* _DESCRIPTION OF THE TASK_:
Retype the instant water heater summary below from "Alternatively, water may" to "at the heat exchanger.".

SUMMARY OF THE INVENTION
[0007] The present invention provides an instant water heater that
utilizes a flame, for example, produced by a propane burner. The
instant hot water heater is fully portable, and may be used, for
example, in camping or tailgating environments. The instant hot
water heater is configured to deliver varying degrees of hot water,
for example ranging from 90.degree. to 15020 , instantaneously. The
hot water heater is designed to operate regardless of the
temperature of source water. Hot water from the instant hot water
heater may be used for many applications, including but not limited
to, washing dishes, food preparation, making coffee and tea, and
washing face and hands.
[0008] Water is delivered to a base unit of the instant hot water
heater by a pump that is attached to the base unit by a hose. The
pump may draw water from a reservoir or other water source.
Alternatively, water may be provided by a conventional hose or
another water source.
[0009] The base unit includes a burner and a fuel source, such as a
propane cylinder. A conventional igniter, such as is used for
propane lanterns, may be provided for lighting a flame in the
burner.
[0010] The pump delivers water to the base and into and through a
flow control valve. From the flow control valve, the water flows
into a pre-heater and then into a heat exchanger. The pre-heater
includes a structure that wraps around a base of the burner and
that is heated by the burner. This structure heats the water prior
to the water entering the heat exchanger, increasing efficiency of
the water heating process, and reducing the possibility of
condensation being formed at the heat exchanger.
[0011] The heat exchanger is heated by the burner, and the water
flows through coils that are embedded in the heat exchanger. Water
exiting the heat exchanger is heated to a temperature that is ready
for use.
[0012] Water exits the base unit through an outlet spout that
resembles a kitchen faucet spout. The spout swings out from the
base unit to dispense water. The spout may be stored and locked
into position in a handle for the base unit, and may be swung out
for use.

* _STORED RECORDS_:
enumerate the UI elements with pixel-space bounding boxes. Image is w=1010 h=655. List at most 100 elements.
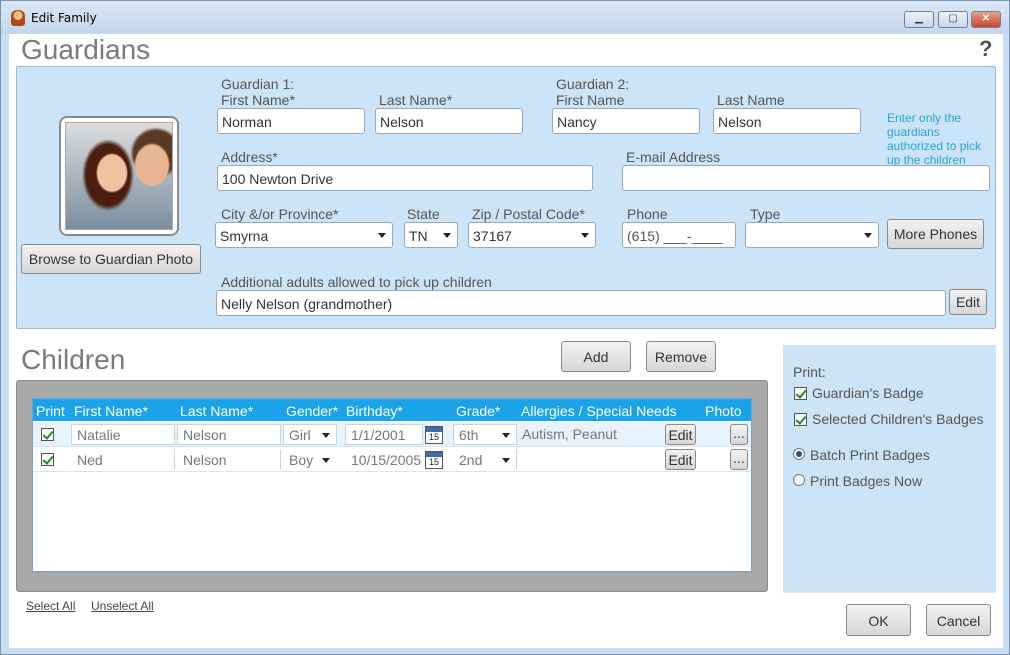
guardians-panel: Browse to Guardian Photo Guardian 1: Fir… [16, 66, 996, 329]
state-select[interactable]: TN [404, 222, 458, 248]
chevron-down-icon [322, 433, 330, 438]
guardian-photo [59, 116, 179, 236]
gender-select[interactable]: Girl [283, 424, 337, 445]
minimize-button[interactable]: ▁ [904, 11, 934, 28]
first-name-cell[interactable]: Ned [71, 449, 175, 470]
chevron-down-icon [502, 458, 510, 463]
chevron-down-icon [864, 233, 872, 238]
address-label: Address* [221, 149, 278, 165]
more-phones-button[interactable]: More Phones [887, 219, 984, 249]
print-options-panel: Print: Guardian's Badge Selected Childre… [783, 345, 996, 593]
guardian1-first-name-input[interactable]: Norman [217, 108, 365, 134]
guardian2-heading: Guardian 2: [556, 76, 630, 92]
header-allergies: Allergies / Special Needs [521, 403, 677, 419]
chevron-down-icon [502, 433, 510, 438]
header-print: Print [36, 403, 65, 419]
phone-type-label: Type [750, 206, 781, 222]
allergies-edit-button[interactable]: Edit [665, 424, 696, 445]
phone-type-select[interactable] [745, 222, 879, 248]
guardian1-last-label: Last Name* [379, 92, 453, 108]
guardian1-last-name-input[interactable]: Nelson [375, 108, 523, 134]
header-first-name: First Name* [74, 403, 148, 419]
gender-value: Boy [289, 452, 314, 468]
children-grid: Print First Name* Last Name* Gender* Bir… [32, 398, 752, 572]
zip-value: 37167 [473, 228, 512, 244]
last-name-cell[interactable]: Nelson [177, 424, 281, 445]
header-grade: Grade* [456, 403, 501, 419]
birthday-cell[interactable]: 1/1/2001 [345, 424, 423, 445]
app-icon [11, 10, 25, 26]
chevron-down-icon [581, 233, 589, 238]
batch-print-label[interactable]: Batch Print Badges [810, 447, 930, 463]
phone-label: Phone [627, 206, 668, 222]
header-last-name: Last Name* [180, 403, 254, 419]
add-child-button[interactable]: Add [561, 341, 631, 372]
photo-browse-button[interactable]: ... [730, 449, 748, 470]
calendar-icon[interactable]: 15 [425, 426, 443, 444]
ok-button[interactable]: OK [846, 604, 911, 636]
city-value: Smyrna [220, 228, 269, 244]
grade-value: 6th [459, 427, 479, 443]
additional-adults-edit-button[interactable]: Edit [949, 289, 987, 315]
first-name-cell[interactable]: Natalie [71, 424, 175, 445]
table-row[interactable]: Ned Nelson Boy 10/15/2005 15 2nd Edit ..… [33, 447, 751, 472]
children-title: Children [21, 344, 126, 375]
select-all-link[interactable]: Select All [26, 599, 75, 613]
state-label: State [407, 206, 440, 222]
additional-adults-input[interactable]: Nelly Nelson (grandmother) [216, 290, 946, 316]
print-label: Print: [793, 364, 826, 380]
remove-child-button[interactable]: Remove [646, 341, 716, 372]
guardian2-first-name-input[interactable]: Nancy [552, 108, 700, 134]
allergies-edit-button[interactable]: Edit [665, 449, 696, 470]
grade-value: 2nd [459, 452, 483, 468]
header-photo: Photo [705, 403, 742, 419]
chevron-down-icon [322, 458, 330, 463]
guardian1-first-label: First Name* [221, 92, 295, 108]
dialog-content: Guardians ? Browse to Guardian Photo Gua… [9, 34, 1003, 648]
guardian2-last-label: Last Name [717, 92, 785, 108]
gender-select[interactable]: Boy [283, 449, 337, 470]
children-grid-frame: Print First Name* Last Name* Gender* Bir… [16, 380, 768, 592]
print-checkbox[interactable] [41, 428, 54, 441]
cancel-button[interactable]: Cancel [926, 604, 991, 636]
address-input[interactable]: 100 Newton Drive [217, 165, 593, 191]
unselect-all-link[interactable]: Unselect All [91, 599, 154, 613]
calendar-icon[interactable]: 15 [425, 451, 443, 469]
email-label: E-mail Address [626, 149, 721, 165]
help-icon[interactable]: ? [979, 36, 992, 62]
photo-browse-button[interactable]: ... [730, 424, 748, 445]
browse-guardian-photo-button[interactable]: Browse to Guardian Photo [21, 244, 201, 274]
table-row[interactable]: Natalie Nelson Girl 1/1/2001 15 6th Auti… [33, 422, 751, 447]
state-value: TN [409, 228, 428, 244]
phone-input[interactable]: (615) ___-____ [622, 222, 736, 248]
grade-select[interactable]: 6th [453, 424, 517, 445]
guardians-hint-text: Enter only the guardians authorized to p… [887, 111, 982, 167]
chevron-down-icon [443, 233, 451, 238]
guardian-badge-label[interactable]: Guardian's Badge [812, 385, 924, 401]
guardian1-heading: Guardian 1: [221, 76, 295, 92]
guardian2-last-name-input[interactable]: Nelson [713, 108, 861, 134]
print-now-label[interactable]: Print Badges Now [810, 473, 922, 489]
print-checkbox[interactable] [41, 453, 54, 466]
guardian-badge-checkbox[interactable] [794, 387, 807, 400]
batch-print-radio[interactable] [793, 448, 805, 460]
title-bar: Edit Family ▁ ▢ ✕ [1, 1, 1009, 34]
gender-value: Girl [289, 427, 311, 443]
header-birthday: Birthday* [346, 403, 403, 419]
zip-label: Zip / Postal Code* [472, 206, 585, 222]
edit-family-window: Edit Family ▁ ▢ ✕ Guardians ? Browse to … [0, 0, 1010, 655]
zip-select[interactable]: 37167 [468, 222, 596, 248]
chevron-down-icon [378, 233, 386, 238]
grade-select[interactable]: 2nd [453, 449, 517, 470]
city-select[interactable]: Smyrna [215, 222, 393, 248]
email-input[interactable] [622, 165, 990, 191]
guardians-title: Guardians [21, 34, 151, 65]
birthday-cell[interactable]: 10/15/2005 [345, 449, 423, 470]
print-now-radio[interactable] [793, 474, 805, 486]
last-name-cell[interactable]: Nelson [177, 449, 281, 470]
children-badges-checkbox[interactable] [794, 413, 807, 426]
children-grid-header: Print First Name* Last Name* Gender* Bir… [33, 399, 751, 421]
close-button[interactable]: ✕ [971, 11, 1001, 28]
children-badges-label[interactable]: Selected Children's Badges [812, 411, 984, 427]
maximize-button[interactable]: ▢ [938, 11, 968, 28]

* _FULL OUTPUT_:
Alternatively, water may be provided by a conventional hose or
another water source.
[0009] The base unit includes a burner and a fuel source, such as a
propane cylinder. A conventional igniter, such as is used for
propane lanterns, may be provided for lighting a flame in the
burner.
[0010] The pump delivers water to the base and into and through a
flow control valve. From the flow control valve, the water flows
into a pre-heater and then into a heat exchanger. The pre-heater
includes a structure that wraps around a base of the burner and
that is heated by the burner. This structure heats the water prior
to the water entering the heat exchanger, increasing efficiency of
the water heating process, and reducing the possibility of
condensation being formed at the heat exchanger.